++++ Records for the exercise
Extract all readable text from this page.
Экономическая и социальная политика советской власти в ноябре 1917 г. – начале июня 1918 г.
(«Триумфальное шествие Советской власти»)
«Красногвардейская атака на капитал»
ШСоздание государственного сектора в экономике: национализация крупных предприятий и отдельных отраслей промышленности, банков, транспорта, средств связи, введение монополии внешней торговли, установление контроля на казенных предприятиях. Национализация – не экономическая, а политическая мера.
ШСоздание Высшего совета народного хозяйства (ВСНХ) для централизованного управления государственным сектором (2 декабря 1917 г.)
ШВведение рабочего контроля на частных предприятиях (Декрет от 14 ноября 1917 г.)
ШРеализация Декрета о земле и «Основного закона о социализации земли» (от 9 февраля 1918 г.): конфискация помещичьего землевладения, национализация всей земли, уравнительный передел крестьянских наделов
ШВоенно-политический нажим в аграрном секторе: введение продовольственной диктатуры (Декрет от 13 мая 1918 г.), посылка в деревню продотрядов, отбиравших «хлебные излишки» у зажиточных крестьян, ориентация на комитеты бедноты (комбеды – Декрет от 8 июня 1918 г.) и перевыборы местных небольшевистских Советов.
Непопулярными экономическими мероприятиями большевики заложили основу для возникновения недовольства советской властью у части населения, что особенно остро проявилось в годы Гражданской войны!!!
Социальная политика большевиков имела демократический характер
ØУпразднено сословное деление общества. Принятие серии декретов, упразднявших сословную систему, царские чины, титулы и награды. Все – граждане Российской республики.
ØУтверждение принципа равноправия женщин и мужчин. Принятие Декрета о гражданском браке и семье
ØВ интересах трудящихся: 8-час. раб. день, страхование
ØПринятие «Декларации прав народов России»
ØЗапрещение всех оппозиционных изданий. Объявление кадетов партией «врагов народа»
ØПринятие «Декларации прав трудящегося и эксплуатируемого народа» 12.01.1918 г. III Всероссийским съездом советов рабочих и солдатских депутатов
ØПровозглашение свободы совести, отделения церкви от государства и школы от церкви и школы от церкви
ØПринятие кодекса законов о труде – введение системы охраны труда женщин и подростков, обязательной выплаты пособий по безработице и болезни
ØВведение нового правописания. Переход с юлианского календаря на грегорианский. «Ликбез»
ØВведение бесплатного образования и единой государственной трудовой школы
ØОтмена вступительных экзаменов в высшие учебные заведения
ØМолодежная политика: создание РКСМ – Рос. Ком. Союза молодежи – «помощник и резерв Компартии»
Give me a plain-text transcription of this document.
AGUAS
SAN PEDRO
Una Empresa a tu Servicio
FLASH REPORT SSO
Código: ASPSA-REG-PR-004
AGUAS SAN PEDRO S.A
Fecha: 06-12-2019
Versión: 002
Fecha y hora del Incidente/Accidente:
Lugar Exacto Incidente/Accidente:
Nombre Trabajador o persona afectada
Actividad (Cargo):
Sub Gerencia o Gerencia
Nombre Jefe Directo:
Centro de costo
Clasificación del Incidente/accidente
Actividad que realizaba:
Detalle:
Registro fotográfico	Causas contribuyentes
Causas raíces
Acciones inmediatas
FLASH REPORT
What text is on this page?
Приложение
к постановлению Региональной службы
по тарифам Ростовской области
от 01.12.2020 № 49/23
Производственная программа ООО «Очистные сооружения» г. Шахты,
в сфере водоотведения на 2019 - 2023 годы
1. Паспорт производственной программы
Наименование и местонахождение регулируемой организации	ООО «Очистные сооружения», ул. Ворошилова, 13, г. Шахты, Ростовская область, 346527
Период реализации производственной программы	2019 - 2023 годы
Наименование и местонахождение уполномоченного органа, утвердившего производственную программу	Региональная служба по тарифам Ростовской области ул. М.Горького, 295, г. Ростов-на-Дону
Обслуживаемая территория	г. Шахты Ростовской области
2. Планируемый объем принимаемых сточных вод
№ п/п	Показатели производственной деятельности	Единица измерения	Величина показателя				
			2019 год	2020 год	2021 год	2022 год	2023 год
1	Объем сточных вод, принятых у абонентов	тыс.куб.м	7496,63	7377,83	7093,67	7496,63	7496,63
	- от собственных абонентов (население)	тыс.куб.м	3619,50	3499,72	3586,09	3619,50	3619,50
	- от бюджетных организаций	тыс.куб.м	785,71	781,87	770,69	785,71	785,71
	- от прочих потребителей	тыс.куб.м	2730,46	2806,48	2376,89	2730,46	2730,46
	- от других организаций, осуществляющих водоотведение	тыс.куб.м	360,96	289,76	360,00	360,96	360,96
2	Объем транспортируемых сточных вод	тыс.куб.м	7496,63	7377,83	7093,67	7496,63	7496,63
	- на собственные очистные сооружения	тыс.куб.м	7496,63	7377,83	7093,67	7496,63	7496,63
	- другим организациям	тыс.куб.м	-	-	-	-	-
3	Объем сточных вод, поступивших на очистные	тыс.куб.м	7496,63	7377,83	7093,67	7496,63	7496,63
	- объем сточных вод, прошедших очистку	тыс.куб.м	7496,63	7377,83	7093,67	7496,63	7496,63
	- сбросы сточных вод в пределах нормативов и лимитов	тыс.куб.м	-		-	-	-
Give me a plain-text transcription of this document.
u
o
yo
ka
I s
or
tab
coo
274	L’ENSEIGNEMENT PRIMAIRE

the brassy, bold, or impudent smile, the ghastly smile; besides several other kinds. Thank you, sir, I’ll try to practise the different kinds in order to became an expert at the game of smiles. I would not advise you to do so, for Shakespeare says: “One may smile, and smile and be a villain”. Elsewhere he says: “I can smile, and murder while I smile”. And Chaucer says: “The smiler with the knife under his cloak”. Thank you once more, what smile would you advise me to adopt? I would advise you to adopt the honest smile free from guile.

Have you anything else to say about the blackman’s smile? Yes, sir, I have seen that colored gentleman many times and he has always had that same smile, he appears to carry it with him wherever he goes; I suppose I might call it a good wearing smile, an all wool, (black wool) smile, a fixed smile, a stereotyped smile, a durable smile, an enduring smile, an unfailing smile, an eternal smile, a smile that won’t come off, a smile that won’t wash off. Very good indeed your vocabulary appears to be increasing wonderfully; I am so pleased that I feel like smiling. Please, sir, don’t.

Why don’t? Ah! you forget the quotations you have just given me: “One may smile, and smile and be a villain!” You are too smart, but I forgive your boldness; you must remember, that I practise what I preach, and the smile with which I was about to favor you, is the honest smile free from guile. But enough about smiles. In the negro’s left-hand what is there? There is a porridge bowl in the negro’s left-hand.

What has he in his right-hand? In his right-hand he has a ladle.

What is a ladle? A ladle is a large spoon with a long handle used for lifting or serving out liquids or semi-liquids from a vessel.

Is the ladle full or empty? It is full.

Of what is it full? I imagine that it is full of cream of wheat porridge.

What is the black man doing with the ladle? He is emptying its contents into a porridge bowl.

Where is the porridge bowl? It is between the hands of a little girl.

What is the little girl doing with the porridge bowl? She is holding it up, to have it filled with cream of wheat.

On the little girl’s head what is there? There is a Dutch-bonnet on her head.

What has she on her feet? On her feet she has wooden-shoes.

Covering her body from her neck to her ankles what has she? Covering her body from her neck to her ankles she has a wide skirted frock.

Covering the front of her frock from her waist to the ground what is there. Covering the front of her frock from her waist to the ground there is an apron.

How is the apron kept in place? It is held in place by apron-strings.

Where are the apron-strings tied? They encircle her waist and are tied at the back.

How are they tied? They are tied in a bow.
++++++++
● Task brief:
From the records above, pull out every line containing the word "производственной".

● Result of the task:
1. Паспорт производственной программы
Период реализации производственной программы	2019 - 2023 годы
№ п/п	Показатели производственной деятельности	Единица измерения	Величина показателя				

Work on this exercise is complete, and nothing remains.